(begin)
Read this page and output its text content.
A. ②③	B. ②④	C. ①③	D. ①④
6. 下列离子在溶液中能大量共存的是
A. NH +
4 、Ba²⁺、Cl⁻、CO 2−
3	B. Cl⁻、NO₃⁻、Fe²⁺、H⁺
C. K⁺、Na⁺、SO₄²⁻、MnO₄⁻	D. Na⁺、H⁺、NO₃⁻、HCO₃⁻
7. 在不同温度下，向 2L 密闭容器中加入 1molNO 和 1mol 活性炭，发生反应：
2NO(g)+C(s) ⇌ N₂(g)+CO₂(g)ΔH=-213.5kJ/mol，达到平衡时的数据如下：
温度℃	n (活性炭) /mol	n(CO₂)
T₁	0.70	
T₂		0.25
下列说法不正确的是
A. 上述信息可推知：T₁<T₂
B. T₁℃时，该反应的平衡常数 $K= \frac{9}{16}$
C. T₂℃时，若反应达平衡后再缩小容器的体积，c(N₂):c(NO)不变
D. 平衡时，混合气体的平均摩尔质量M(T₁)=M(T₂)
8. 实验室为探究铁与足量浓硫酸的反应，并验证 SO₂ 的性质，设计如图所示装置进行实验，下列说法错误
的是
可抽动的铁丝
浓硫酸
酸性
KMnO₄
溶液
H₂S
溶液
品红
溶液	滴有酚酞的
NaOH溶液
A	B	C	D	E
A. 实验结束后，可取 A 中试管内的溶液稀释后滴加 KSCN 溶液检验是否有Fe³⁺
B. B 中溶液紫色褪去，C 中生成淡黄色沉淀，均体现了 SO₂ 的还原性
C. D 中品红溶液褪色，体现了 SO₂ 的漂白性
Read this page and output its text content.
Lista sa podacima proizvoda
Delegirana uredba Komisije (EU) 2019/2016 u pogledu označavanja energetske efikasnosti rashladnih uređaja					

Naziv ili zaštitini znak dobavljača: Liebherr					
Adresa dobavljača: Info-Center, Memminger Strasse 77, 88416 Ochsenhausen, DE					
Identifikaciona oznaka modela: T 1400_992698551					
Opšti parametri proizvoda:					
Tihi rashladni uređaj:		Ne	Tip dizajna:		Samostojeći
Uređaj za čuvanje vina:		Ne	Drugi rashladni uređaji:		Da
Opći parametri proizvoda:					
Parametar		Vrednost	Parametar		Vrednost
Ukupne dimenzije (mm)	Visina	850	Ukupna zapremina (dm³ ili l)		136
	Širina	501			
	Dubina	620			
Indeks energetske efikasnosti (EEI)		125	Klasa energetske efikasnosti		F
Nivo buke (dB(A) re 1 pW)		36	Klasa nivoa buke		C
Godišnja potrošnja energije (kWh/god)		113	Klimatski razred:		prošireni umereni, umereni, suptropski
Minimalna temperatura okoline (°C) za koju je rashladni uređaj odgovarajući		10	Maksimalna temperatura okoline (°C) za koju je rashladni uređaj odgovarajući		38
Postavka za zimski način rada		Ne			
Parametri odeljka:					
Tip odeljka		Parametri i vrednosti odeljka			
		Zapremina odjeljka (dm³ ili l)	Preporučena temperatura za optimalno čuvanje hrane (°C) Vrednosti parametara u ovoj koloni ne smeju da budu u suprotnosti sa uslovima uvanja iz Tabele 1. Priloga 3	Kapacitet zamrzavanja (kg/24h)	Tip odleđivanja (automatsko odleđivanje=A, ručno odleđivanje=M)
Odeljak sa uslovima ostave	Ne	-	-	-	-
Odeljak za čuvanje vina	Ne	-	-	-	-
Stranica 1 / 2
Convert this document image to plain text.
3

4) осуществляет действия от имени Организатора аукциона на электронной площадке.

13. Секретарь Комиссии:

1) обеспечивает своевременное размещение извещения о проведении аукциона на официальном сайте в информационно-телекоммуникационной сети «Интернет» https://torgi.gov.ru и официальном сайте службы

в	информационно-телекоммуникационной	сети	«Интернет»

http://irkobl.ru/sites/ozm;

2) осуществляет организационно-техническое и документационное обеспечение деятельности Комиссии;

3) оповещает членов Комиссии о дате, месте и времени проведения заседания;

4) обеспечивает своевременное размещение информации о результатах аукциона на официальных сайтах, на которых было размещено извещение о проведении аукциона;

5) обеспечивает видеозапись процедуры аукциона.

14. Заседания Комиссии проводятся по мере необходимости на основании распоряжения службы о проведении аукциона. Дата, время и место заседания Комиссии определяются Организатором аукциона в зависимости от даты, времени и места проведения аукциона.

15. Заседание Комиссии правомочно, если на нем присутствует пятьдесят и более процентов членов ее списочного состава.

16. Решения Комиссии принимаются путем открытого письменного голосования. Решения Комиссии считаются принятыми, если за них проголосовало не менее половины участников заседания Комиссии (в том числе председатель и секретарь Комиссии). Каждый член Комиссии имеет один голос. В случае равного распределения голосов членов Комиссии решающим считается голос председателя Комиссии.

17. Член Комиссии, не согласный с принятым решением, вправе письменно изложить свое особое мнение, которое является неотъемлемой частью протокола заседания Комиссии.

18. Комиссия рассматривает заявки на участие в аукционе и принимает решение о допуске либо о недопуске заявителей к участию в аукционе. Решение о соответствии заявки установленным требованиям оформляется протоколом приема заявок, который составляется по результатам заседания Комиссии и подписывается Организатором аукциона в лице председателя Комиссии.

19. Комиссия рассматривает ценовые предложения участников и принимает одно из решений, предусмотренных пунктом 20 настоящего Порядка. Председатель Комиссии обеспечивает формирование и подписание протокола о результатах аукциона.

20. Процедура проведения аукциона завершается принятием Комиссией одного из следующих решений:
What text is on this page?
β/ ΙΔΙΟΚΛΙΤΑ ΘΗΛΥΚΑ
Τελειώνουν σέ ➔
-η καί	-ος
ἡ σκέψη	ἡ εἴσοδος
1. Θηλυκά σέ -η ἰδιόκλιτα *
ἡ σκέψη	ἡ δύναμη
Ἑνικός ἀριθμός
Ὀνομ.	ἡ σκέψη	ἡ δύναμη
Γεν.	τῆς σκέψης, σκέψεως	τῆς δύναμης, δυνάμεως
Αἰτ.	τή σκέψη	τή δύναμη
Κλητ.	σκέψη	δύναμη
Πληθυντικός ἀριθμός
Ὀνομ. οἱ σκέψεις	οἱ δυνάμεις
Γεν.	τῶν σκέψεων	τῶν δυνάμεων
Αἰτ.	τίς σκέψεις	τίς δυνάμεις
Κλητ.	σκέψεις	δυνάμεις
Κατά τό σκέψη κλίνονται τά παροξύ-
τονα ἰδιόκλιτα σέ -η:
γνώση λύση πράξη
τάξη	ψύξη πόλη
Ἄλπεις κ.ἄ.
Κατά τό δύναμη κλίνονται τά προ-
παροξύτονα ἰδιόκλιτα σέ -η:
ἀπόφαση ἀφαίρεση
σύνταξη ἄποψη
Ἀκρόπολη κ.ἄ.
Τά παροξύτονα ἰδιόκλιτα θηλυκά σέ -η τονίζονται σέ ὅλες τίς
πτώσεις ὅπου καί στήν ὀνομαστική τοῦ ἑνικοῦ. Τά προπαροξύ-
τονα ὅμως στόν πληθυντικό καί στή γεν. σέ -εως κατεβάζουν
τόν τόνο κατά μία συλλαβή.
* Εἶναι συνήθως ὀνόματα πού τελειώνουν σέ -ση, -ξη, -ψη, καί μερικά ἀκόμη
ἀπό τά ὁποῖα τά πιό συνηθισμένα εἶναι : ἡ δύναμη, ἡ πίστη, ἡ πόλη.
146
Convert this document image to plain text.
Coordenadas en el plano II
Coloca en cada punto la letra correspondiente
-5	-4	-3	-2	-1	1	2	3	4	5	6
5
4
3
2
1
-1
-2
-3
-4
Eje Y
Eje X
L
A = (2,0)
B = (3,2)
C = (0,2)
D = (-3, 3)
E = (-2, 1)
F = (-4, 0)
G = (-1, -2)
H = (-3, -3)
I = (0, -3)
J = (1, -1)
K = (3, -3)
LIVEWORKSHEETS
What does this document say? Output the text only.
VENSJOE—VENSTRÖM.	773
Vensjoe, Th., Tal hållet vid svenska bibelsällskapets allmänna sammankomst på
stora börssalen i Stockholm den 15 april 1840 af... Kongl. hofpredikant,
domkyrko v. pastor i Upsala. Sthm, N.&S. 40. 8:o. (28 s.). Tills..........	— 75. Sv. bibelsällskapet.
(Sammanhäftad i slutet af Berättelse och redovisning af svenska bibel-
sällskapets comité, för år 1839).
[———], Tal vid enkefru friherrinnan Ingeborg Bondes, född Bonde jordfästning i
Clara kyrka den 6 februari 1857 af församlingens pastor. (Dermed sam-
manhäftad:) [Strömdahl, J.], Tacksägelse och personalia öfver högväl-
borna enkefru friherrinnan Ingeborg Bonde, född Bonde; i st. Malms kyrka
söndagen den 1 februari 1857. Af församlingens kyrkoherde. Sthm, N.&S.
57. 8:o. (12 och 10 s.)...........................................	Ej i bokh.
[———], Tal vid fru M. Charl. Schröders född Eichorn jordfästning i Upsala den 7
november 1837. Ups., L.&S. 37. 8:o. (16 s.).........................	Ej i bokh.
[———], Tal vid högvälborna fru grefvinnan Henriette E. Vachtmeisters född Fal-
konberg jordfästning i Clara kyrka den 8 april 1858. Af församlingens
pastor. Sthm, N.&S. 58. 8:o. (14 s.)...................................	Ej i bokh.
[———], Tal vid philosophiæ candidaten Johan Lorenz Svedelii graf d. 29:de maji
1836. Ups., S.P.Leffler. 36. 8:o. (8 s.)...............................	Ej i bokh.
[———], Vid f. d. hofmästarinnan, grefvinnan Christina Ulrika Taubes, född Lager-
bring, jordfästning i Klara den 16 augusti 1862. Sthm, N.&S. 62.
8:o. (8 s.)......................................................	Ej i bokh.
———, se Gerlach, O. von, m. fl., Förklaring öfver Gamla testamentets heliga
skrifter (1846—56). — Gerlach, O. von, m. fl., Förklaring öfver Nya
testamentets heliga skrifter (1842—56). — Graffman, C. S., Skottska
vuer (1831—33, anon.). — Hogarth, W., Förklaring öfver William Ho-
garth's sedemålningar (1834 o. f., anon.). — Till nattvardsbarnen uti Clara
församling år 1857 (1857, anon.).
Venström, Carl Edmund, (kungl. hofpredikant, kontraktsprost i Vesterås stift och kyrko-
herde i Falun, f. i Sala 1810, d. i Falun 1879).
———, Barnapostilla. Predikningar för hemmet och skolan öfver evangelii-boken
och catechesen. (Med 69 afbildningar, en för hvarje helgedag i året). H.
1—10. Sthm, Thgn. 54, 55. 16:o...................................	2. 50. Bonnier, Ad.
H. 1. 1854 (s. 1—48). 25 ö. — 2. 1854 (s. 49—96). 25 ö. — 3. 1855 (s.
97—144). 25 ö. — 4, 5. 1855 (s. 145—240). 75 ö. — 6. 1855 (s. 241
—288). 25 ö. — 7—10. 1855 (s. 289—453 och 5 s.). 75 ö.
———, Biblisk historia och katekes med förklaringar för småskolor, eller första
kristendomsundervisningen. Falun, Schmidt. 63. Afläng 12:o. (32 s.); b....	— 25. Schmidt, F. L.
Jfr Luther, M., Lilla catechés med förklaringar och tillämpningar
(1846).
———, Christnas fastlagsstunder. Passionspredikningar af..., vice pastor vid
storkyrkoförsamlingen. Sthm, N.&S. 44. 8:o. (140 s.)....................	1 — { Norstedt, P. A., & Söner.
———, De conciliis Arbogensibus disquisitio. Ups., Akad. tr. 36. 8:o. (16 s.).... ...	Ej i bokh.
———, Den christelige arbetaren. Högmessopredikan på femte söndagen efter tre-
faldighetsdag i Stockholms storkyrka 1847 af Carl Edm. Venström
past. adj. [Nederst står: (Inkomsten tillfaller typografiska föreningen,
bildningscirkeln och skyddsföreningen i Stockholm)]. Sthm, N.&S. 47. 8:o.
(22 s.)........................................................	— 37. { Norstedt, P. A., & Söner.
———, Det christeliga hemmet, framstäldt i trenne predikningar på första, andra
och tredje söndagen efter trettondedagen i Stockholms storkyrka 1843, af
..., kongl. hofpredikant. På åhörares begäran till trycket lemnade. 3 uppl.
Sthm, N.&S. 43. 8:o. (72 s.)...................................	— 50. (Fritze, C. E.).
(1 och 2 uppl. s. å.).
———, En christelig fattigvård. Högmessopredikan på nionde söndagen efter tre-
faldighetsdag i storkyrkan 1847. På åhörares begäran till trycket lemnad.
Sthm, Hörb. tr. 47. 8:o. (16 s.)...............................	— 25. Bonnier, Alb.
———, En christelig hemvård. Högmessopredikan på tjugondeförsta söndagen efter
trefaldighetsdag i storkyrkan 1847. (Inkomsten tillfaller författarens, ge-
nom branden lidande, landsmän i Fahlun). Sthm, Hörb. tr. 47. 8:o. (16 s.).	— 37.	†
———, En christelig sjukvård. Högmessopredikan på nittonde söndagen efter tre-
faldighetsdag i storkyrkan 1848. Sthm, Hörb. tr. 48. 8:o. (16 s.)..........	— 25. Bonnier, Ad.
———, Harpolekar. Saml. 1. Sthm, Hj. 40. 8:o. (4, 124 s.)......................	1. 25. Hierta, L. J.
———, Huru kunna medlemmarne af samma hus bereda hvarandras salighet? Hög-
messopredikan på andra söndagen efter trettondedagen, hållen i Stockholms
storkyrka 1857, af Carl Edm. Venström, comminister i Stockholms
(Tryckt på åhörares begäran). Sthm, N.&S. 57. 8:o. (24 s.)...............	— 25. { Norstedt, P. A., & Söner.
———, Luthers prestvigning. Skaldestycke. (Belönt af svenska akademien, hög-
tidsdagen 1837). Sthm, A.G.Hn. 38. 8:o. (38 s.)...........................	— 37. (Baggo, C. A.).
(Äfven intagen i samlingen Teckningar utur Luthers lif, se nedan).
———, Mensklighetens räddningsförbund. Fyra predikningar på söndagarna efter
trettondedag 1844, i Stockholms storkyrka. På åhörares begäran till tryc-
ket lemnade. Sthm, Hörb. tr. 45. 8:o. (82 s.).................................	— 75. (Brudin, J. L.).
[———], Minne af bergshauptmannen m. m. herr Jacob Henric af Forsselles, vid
(end)
**Directions for this task**
Copy all lines from the listing that contain "ἰδιόκλιτα".

**Written reply**
1. Θηλυκά σέ -η ἰδιόκλιτα *
τονα ἰδιόκλιτα σέ -η:
παροξύτονα ἰδιόκλιτα σέ -η:
Τά παροξύτονα ἰδιόκλιτα θηλυκά σέ -η τονίζονται σέ ὅλες τίς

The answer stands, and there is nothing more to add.